INPUT ROWS:
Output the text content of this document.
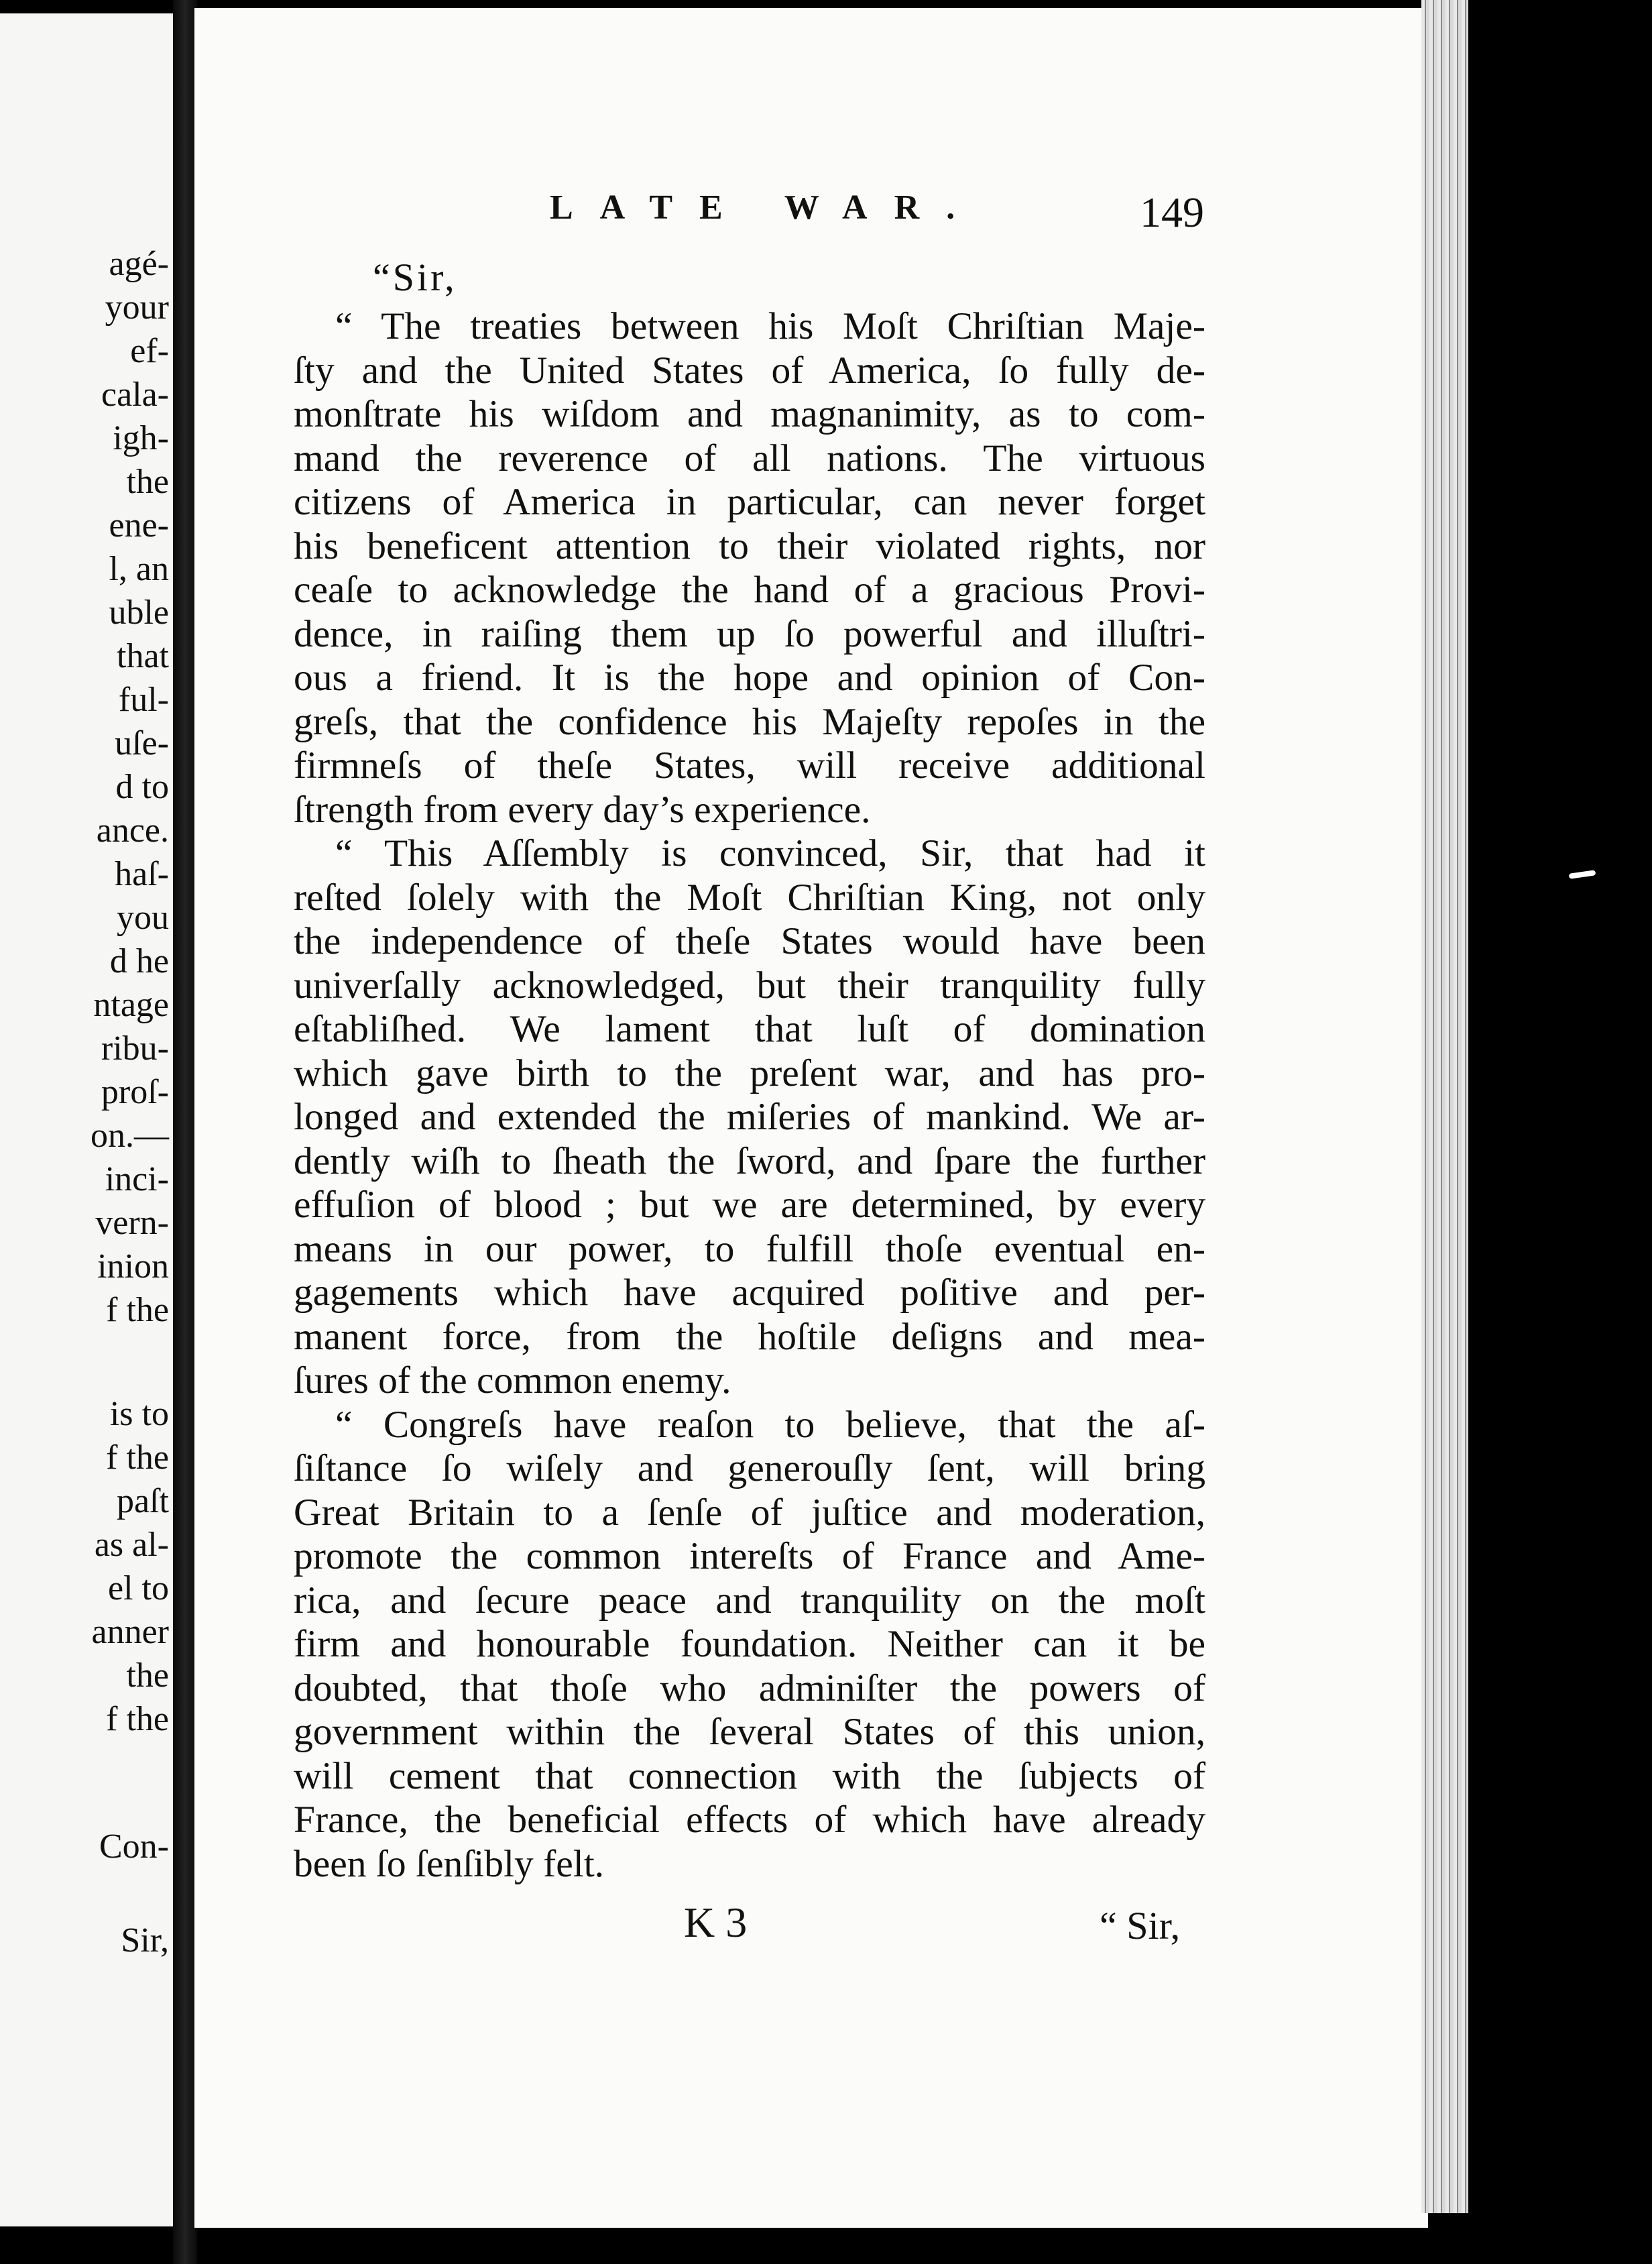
agé-
your
ef-
cala-
igh-
the
ene-
l, an
uble
that
ful-
uſe-
d to
ance.
haſ-
you
d he
ntage
ribu-
proſ-
on.—
inci-
vern-
inion
f the
is to
f the
paſt
as al-
el to
anner
the
f the
Con-
Sir,
LATE WAR.	149
“Sir,
“ The treaties between his Moſt Chriſtian Maje-
ſty and the United States of America, ſo fully de-
monſtrate his wiſdom and magnanimity, as to com-
mand the reverence of all nations. The virtuous
citizens of America in particular, can never forget
his beneficent attention to their violated rights, nor
ceaſe to acknowledge the hand of a gracious Provi-
dence, in raiſing them up ſo powerful and illuſtri-
ous a friend. It is the hope and opinion of Con-
greſs, that the confidence his Majeſty repoſes in the
firmneſs of theſe States, will receive additional
ſtrength from every day’s experience.
“ This Aſſembly is convinced, Sir, that had it
reſted ſolely with the Moſt Chriſtian King, not only
the independence of theſe States would have been
univerſally acknowledged, but their tranquility fully
eſtabliſhed. We lament that luſt of domination
which gave birth to the preſent war, and has pro-
longed and extended the miſeries of mankind. We ar-
dently wiſh to ſheath the ſword, and ſpare the further
effuſion of blood ; but we are determined, by every
means in our power, to fulfill thoſe eventual en-
gagements which have acquired poſitive and per-
manent force, from the hoſtile deſigns and mea-
ſures of the common enemy.
“ Congreſs have reaſon to believe, that the aſ-
ſiſtance ſo wiſely and generouſly ſent, will bring
Great Britain to a ſenſe of juſtice and moderation,
promote the common intereſts of France and Ame-
rica, and ſecure peace and tranquility on the moſt
firm and honourable foundation. Neither can it be
doubted, that thoſe who adminiſter the powers of
government within the ſeveral States of this union,
will cement that connection with the ſubjects of
France, the beneficial effects of which have already
been ſo ſenſibly felt.
K 3	“ Sir,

TASK BRIEF: From the listing above, copy out each line where the word "their" appears.

COMPLETED TASK:
his beneficent attention to their violated rights, nor
univerſally acknowledged, but their tranquility fully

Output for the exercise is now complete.